» LISTED ENTRIES
══════

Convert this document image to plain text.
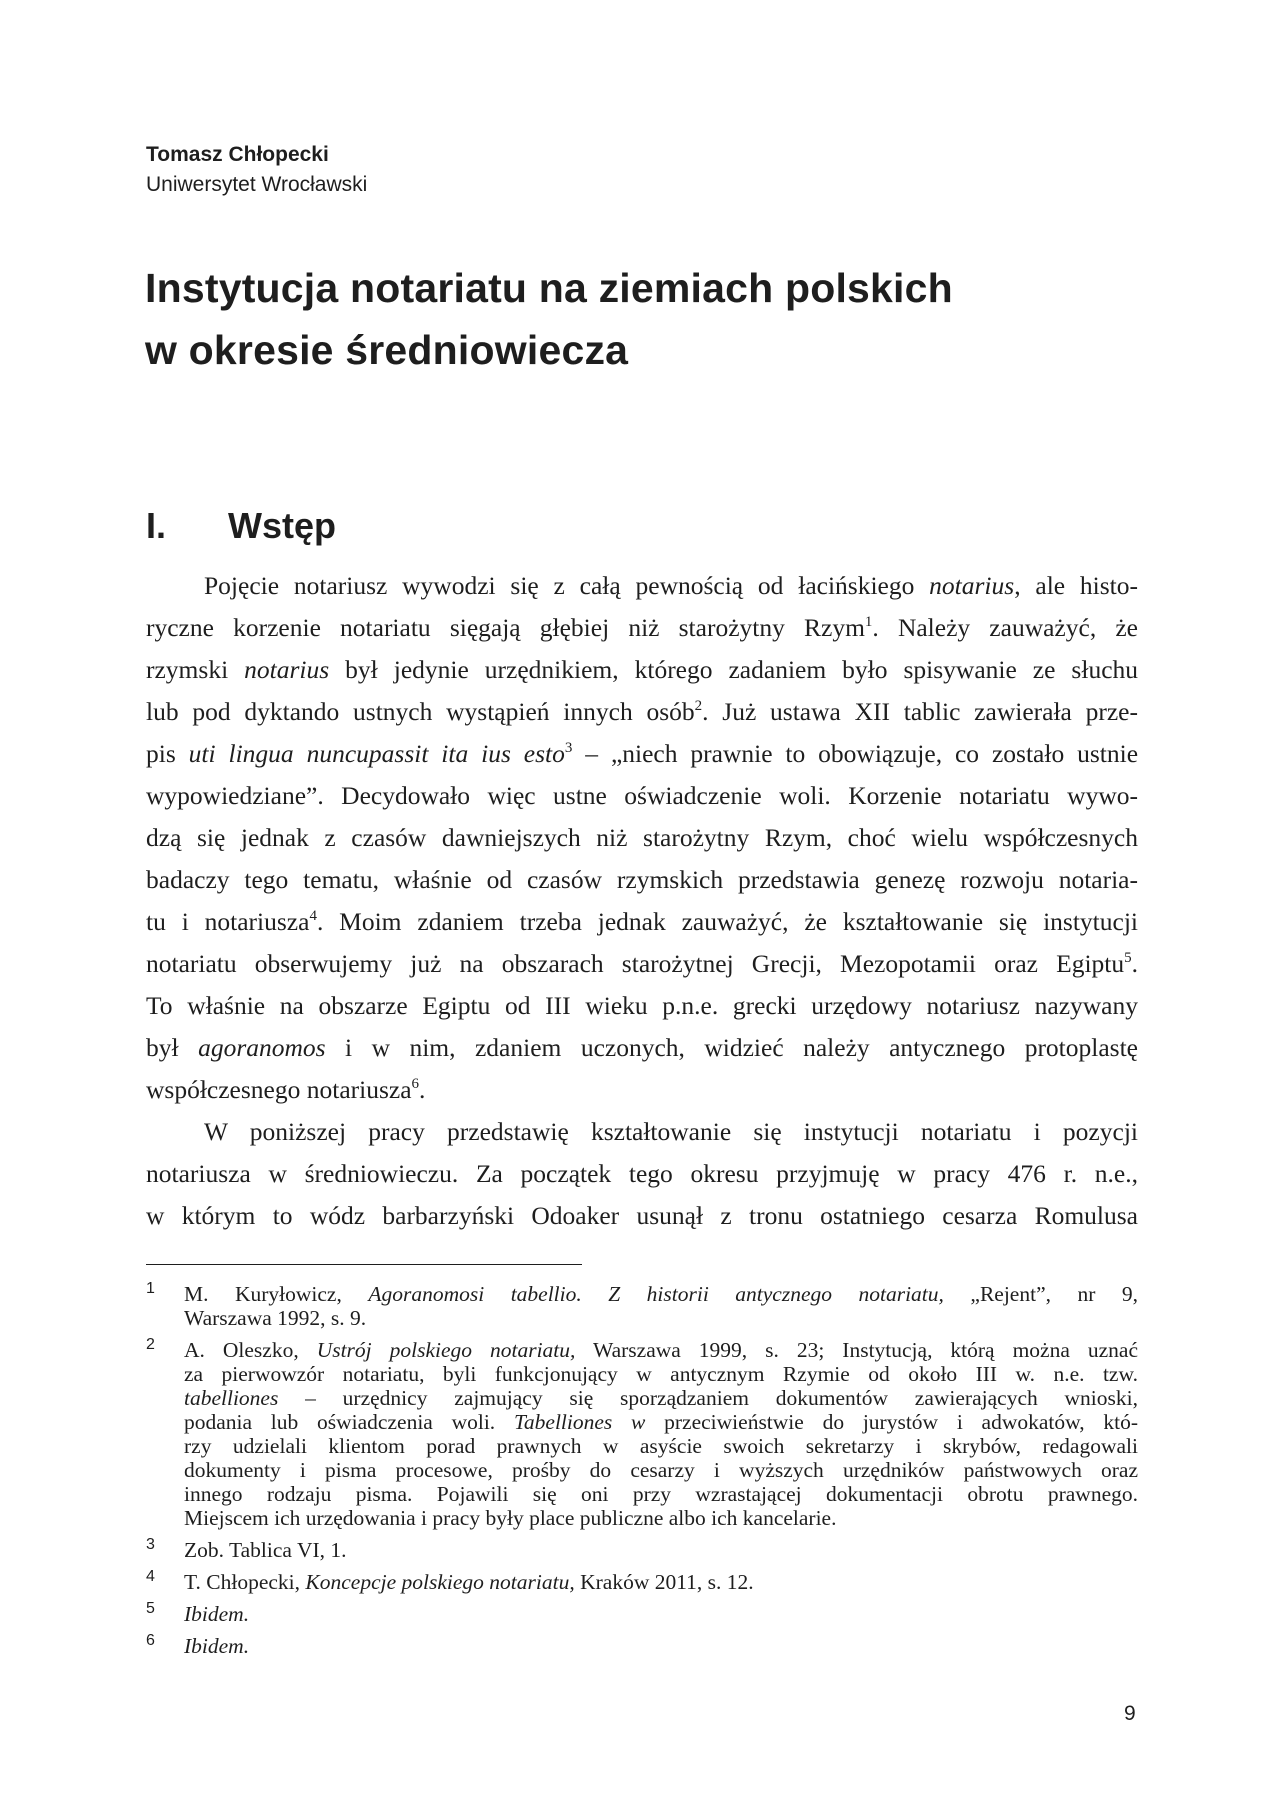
Tomasz Chłopecki

Uniwersytet Wrocławski

Instytucja notariatu na ziemiach polskich
w okresie średniowiecza
I. Wstęp
Pojęcie notariusz wywodzi się z całą pewnością od łacińskiego notarius, ale histo-
ryczne korzenie notariatu sięgają głębiej niż starożytny Rzym$^1$. Należy zauważyć, że
rzymski notarius był jedynie urzędnikiem, którego zadaniem było spisywanie ze słuchu
lub pod dyktando ustnych wystąpień innych osób$^2$. Już ustawa XII tablic zawierała prze-
pis uti lingua nuncupassit ita ius esto$^3$ – „niech prawnie to obowiązuje, co zostało ustnie
wypowiedziane”. Decydowało więc ustne oświadczenie woli. Korzenie notariatu wywo-
dzą się jednak z czasów dawniejszych niż starożytny Rzym, choć wielu współczesnych
badaczy tego tematu, właśnie od czasów rzymskich przedstawia genezę rozwoju notaria-
tu i notariusza$^4$. Moim zdaniem trzeba jednak zauważyć, że kształtowanie się instytucji
notariatu obserwujemy już na obszarach starożytnej Grecji, Mezopotamii oraz Egiptu$^5$.
To właśnie na obszarze Egiptu od III wieku p.n.e. grecki urzędowy notariusz nazywany
był agoranomos i w nim, zdaniem uczonych, widzieć należy antycznego protoplastę
współczesnego notariusza$^6$.
W poniższej pracy przedstawię kształtowanie się instytucji notariatu i pozycji
notariusza w średniowieczu. Za początek tego okresu przyjmuję w pracy 476 r. n.e.,
w którym to wódz barbarzyński Odoaker usunął z tronu ostatniego cesarza Romulusa
1 M. Kuryłowicz, Agoranomosi tabellio. Z historii antycznego notariatu, „Rejent”, nr 9,
Warszawa 1992, s. 9.
2 A. Oleszko, Ustrój polskiego notariatu, Warszawa 1999, s. 23; Instytucją, którą można uznać
za pierwowzór notariatu, byli funkcjonujący w antycznym Rzymie od około III w. n.e. tzw.
tabelliones – urzędnicy zajmujący się sporządzaniem dokumentów zawierających wnioski,
podania lub oświadczenia woli. Tabelliones w przeciwieństwie do jurystów i adwokatów, któ-
rzy udzielali klientom porad prawnych w asyście swoich sekretarzy i skrybów, redagowali
dokumenty i pisma procesowe, prośby do cesarzy i wyższych urzędników państwowych oraz
innego rodzaju pisma. Pojawili się oni przy wzrastającej dokumentacji obrotu prawnego.
Miejscem ich urzędowania i pracy były place publiczne albo ich kancelarie.
3 Zob. Tablica VI, 1.
4 T. Chłopecki, Koncepcje polskiego notariatu, Kraków 2011, s. 12.
5 Ibidem.
6 Ibidem.

9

══════

» SET TASK
Search the entries for the word "polskiego", then gather every line that has it.

» RESULT
2 A. Oleszko, Ustrój polskiego notariatu, Warszawa 1999, s. 23; Instytucją, którą można uznać
4 T. Chłopecki, Koncepcje polskiego notariatu, Kraków 2011, s. 12.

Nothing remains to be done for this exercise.